§ **Direction**:
The records below must be duplicated exactly, character for character.

§ **Dataset records**:

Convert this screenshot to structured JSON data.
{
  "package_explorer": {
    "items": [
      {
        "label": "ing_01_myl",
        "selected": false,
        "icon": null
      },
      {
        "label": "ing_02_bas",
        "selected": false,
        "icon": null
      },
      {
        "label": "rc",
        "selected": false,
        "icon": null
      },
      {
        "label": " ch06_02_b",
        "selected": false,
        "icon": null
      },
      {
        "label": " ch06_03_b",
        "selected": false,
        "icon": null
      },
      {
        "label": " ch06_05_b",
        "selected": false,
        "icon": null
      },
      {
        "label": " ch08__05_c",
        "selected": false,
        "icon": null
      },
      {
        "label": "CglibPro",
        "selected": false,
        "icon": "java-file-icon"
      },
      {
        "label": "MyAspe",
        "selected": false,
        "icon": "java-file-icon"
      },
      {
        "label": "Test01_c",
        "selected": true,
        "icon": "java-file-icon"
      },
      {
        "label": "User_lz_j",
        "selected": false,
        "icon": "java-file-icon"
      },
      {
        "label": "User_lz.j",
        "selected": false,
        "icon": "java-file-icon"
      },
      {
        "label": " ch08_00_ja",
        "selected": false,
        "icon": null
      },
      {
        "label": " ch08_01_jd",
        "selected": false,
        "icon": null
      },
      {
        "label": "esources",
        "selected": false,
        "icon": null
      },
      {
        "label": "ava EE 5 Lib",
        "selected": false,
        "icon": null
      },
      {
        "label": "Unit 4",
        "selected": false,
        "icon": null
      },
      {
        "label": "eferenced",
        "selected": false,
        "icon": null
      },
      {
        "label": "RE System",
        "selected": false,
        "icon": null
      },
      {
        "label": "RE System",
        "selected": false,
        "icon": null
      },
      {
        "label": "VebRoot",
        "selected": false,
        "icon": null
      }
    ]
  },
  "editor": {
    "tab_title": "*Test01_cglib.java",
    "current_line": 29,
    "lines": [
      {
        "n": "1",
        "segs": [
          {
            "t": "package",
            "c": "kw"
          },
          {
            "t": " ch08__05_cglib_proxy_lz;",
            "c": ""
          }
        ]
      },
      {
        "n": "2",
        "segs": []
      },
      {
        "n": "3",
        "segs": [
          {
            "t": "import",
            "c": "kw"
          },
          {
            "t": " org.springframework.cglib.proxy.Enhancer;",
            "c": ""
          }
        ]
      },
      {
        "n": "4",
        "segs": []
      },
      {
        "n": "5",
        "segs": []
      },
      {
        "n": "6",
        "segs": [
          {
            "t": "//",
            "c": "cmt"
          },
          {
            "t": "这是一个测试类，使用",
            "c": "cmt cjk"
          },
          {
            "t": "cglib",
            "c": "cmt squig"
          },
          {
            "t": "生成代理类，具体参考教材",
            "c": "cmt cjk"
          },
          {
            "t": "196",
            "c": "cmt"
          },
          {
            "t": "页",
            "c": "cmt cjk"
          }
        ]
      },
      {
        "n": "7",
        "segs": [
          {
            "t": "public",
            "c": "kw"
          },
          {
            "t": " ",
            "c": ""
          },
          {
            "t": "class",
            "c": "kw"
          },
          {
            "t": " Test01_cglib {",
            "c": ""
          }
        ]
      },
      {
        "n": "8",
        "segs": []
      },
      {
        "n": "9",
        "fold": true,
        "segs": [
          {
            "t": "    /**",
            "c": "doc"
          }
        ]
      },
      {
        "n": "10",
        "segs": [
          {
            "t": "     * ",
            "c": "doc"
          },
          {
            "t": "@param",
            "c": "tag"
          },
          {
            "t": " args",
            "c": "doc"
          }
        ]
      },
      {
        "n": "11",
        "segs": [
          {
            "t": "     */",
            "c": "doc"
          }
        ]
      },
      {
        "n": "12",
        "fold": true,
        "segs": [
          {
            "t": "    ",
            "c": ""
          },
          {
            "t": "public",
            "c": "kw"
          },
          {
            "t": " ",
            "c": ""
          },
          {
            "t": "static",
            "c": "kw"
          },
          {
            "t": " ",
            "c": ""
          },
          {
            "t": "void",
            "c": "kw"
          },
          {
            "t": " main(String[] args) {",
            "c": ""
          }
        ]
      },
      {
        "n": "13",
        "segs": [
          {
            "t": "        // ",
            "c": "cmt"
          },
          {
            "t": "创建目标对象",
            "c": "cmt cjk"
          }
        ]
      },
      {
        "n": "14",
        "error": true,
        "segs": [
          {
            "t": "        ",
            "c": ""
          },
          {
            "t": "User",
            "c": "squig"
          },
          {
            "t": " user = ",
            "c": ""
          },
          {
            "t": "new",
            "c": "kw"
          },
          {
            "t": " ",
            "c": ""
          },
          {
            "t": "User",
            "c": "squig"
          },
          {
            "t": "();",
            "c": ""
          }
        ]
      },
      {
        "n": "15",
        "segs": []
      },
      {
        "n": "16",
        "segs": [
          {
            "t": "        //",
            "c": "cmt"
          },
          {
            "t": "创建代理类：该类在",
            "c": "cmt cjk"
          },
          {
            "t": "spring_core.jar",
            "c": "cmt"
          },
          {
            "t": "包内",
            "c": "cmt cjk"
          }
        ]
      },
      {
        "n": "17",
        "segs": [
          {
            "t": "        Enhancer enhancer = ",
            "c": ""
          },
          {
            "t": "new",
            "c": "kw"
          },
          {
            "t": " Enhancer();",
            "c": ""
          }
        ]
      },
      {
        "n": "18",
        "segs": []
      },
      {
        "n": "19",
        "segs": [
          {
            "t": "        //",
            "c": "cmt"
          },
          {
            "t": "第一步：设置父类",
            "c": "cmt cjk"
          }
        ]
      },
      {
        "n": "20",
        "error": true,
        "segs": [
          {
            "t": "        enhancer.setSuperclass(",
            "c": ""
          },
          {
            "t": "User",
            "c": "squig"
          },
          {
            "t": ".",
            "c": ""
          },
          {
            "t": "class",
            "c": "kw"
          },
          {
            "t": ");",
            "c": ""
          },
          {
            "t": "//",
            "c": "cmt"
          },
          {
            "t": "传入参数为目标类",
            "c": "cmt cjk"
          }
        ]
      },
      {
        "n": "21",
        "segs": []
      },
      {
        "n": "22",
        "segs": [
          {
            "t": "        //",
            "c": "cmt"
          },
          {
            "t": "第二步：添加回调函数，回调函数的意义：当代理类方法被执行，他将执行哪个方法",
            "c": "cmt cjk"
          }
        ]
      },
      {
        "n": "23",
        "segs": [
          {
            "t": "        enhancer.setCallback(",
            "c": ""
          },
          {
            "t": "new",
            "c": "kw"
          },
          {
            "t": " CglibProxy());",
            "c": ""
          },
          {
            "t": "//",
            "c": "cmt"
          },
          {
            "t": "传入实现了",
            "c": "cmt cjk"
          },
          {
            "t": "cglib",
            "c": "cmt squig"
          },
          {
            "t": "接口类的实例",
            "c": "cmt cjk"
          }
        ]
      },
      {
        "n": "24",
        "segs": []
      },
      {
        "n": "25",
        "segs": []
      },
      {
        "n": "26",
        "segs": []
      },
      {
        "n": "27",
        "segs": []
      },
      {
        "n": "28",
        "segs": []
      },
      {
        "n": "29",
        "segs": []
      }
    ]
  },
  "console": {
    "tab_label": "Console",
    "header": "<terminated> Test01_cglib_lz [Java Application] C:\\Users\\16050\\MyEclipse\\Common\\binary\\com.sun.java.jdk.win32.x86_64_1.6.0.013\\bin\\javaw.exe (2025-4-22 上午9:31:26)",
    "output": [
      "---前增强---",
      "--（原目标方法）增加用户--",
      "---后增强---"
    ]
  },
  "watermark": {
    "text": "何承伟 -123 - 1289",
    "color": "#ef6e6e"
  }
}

§ **Exercise response**:
Convert this screenshot to structured JSON data.
{
  "package_explorer": {
    "items": [
      {
        "label": "ing_01_myl",
        "selected": false,
        "icon": null
      },
      {
        "label": "ing_02_bas",
        "selected": false,
        "icon": null
      },
      {
        "label": "rc",
        "selected": false,
        "icon": null
      },
      {
        "label": " ch06_02_b",
        "selected": false,
        "icon": null
      },
      {
        "label": " ch06_03_b",
        "selected": false,
        "icon": null
      },
      {
        "label": " ch06_05_b",
        "selected": false,
        "icon": null
      },
      {
        "label": " ch08__05_c",
        "selected": false,
        "icon": null
      },
      {
        "label": "CglibPro",
        "selected": false,
        "icon": "java-file-icon"
      },
      {
        "label": "MyAspe",
        "selected": false,
        "icon": "java-file-icon"
      },
      {
        "label": "Test01_c",
        "selected": true,
        "icon": "java-file-icon"
      },
      {
        "label": "User_lz_j",
        "selected": false,
        "icon": "java-file-icon"
      },
      {
        "label": "User_lz.j",
        "selected": false,
        "icon": "java-file-icon"
      },
      {
        "label": " ch08_00_ja",
        "selected": false,
        "icon": null
      },
      {
        "label": " ch08_01_jd",
        "selected": false,
        "icon": null
      },
      {
        "label": "esources",
        "selected": false,
        "icon": null
      },
      {
        "label": "ava EE 5 Lib",
        "selected": false,
        "icon": null
      },
      {
        "label": "Unit 4",
        "selected": false,
        "icon": null
      },
      {
        "label": "eferenced",
        "selected": false,
        "icon": null
      },
      {
        "label": "RE System",
        "selected": false,
        "icon": null
      },
      {
        "label": "RE System",
        "selected": false,
        "icon": null
      },
      {
        "label": "VebRoot",
        "selected": false,
        "icon": null
      }
    ]
  },
  "editor": {
    "tab_title": "*Test01_cglib.java",
    "current_line": 29,
    "lines": [
      {
        "n": "1",
        "segs": [
          {
            "t": "package",
            "c": "kw"
          },
          {
            "t": " ch08__05_cglib_proxy_lz;",
            "c": ""
          }
        ]
      },
      {
        "n": "2",
        "segs": []
      },
      {
        "n": "3",
        "segs": [
          {
            "t": "import",
            "c": "kw"
          },
          {
            "t": " org.springframework.cglib.proxy.Enhancer;",
            "c": ""
          }
        ]
      },
      {
        "n": "4",
        "segs": []
      },
      {
        "n": "5",
        "segs": []
      },
      {
        "n": "6",
        "segs": [
          {
            "t": "//",
            "c": "cmt"
          },
          {
            "t": "这是一个测试类，使用",
            "c": "cmt cjk"
          },
          {
            "t": "cglib",
            "c": "cmt squig"
          },
          {
            "t": "生成代理类，具体参考教材",
            "c": "cmt cjk"
          },
          {
            "t": "196",
            "c": "cmt"
          },
          {
            "t": "页",
            "c": "cmt cjk"
          }
        ]
      },
      {
        "n": "7",
        "segs": [
          {
            "t": "public",
            "c": "kw"
          },
          {
            "t": " ",
            "c": ""
          },
          {
            "t": "class",
            "c": "kw"
          },
          {
            "t": " Test01_cglib {",
            "c": ""
          }
        ]
      },
      {
        "n": "8",
        "segs": []
      },
      {
        "n": "9",
        "fold": true,
        "segs": [
          {
            "t": "    /**",
            "c": "doc"
          }
        ]
      },
      {
        "n": "10",
        "segs": [
          {
            "t": "     * ",
            "c": "doc"
          },
          {
            "t": "@param",
            "c": "tag"
          },
          {
            "t": " args",
            "c": "doc"
          }
        ]
      },
      {
        "n": "11",
        "segs": [
          {
            "t": "     */",
            "c": "doc"
          }
        ]
      },
      {
        "n": "12",
        "fold": true,
        "segs": [
          {
            "t": "    ",
            "c": ""
          },
          {
            "t": "public",
            "c": "kw"
          },
          {
            "t": " ",
            "c": ""
          },
          {
            "t": "static",
            "c": "kw"
          },
          {
            "t": " ",
            "c": ""
          },
          {
            "t": "void",
            "c": "kw"
          },
          {
            "t": " main(String[] args) {",
            "c": ""
          }
        ]
      },
      {
        "n": "13",
        "segs": [
          {
            "t": "        // ",
            "c": "cmt"
          },
          {
            "t": "创建目标对象",
            "c": "cmt cjk"
          }
        ]
      },
      {
        "n": "14",
        "error": true,
        "segs": [
          {
            "t": "        ",
            "c": ""
          },
          {
            "t": "User",
            "c": "squig"
          },
          {
            "t": " user = ",
            "c": ""
          },
          {
            "t": "new",
            "c": "kw"
          },
          {
            "t": " ",
            "c": ""
          },
          {
            "t": "User",
            "c": "squig"
          },
          {
            "t": "();",
            "c": ""
          }
        ]
      },
      {
        "n": "15",
        "segs": []
      },
      {
        "n": "16",
        "segs": [
          {
            "t": "        //",
            "c": "cmt"
          },
          {
            "t": "创建代理类：该类在",
            "c": "cmt cjk"
          },
          {
            "t": "spring_core.jar",
            "c": "cmt"
          },
          {
            "t": "包内",
            "c": "cmt cjk"
          }
        ]
      },
      {
        "n": "17",
        "segs": [
          {
            "t": "        Enhancer enhancer = ",
            "c": ""
          },
          {
            "t": "new",
            "c": "kw"
          },
          {
            "t": " Enhancer();",
            "c": ""
          }
        ]
      },
      {
        "n": "18",
        "segs": []
      },
      {
        "n": "19",
        "segs": [
          {
            "t": "        //",
            "c": "cmt"
          },
          {
            "t": "第一步：设置父类",
            "c": "cmt cjk"
          }
        ]
      },
      {
        "n": "20",
        "error": true,
        "segs": [
          {
            "t": "        enhancer.setSuperclass(",
            "c": ""
          },
          {
            "t": "User",
            "c": "squig"
          },
          {
            "t": ".",
            "c": ""
          },
          {
            "t": "class",
            "c": "kw"
          },
          {
            "t": ");",
            "c": ""
          },
          {
            "t": "//",
            "c": "cmt"
          },
          {
            "t": "传入参数为目标类",
            "c": "cmt cjk"
          }
        ]
      },
      {
        "n": "21",
        "segs": []
      },
      {
        "n": "22",
        "segs": [
          {
            "t": "        //",
            "c": "cmt"
          },
          {
            "t": "第二步：添加回调函数，回调函数的意义：当代理类方法被执行，他将执行哪个方法",
            "c": "cmt cjk"
          }
        ]
      },
      {
        "n": "23",
        "segs": [
          {
            "t": "        enhancer.setCallback(",
            "c": ""
          },
          {
            "t": "new",
            "c": "kw"
          },
          {
            "t": " CglibProxy());",
            "c": ""
          },
          {
            "t": "//",
            "c": "cmt"
          },
          {
            "t": "传入实现了",
            "c": "cmt cjk"
          },
          {
            "t": "cglib",
            "c": "cmt squig"
          },
          {
            "t": "接口类的实例",
            "c": "cmt cjk"
          }
        ]
      },
      {
        "n": "24",
        "segs": []
      },
      {
        "n": "25",
        "segs": []
      },
      {
        "n": "26",
        "segs": []
      },
      {
        "n": "27",
        "segs": []
      },
      {
        "n": "28",
        "segs": []
      },
      {
        "n": "29",
        "segs": []
      }
    ]
  },
  "console": {
    "tab_label": "Console",
    "header": "<terminated> Test01_cglib_lz [Java Application] C:\\Users\\16050\\MyEclipse\\Common\\binary\\com.sun.java.jdk.win32.x86_64_1.6.0.013\\bin\\javaw.exe (2025-4-22 上午9:31:26)",
    "output": [
      "---前增强---",
      "--（原目标方法）增加用户--",
      "---后增强---"
    ]
  },
  "watermark": {
    "text": "何承伟 -123 - 1289",
    "color": "#ef6e6e"
  }
}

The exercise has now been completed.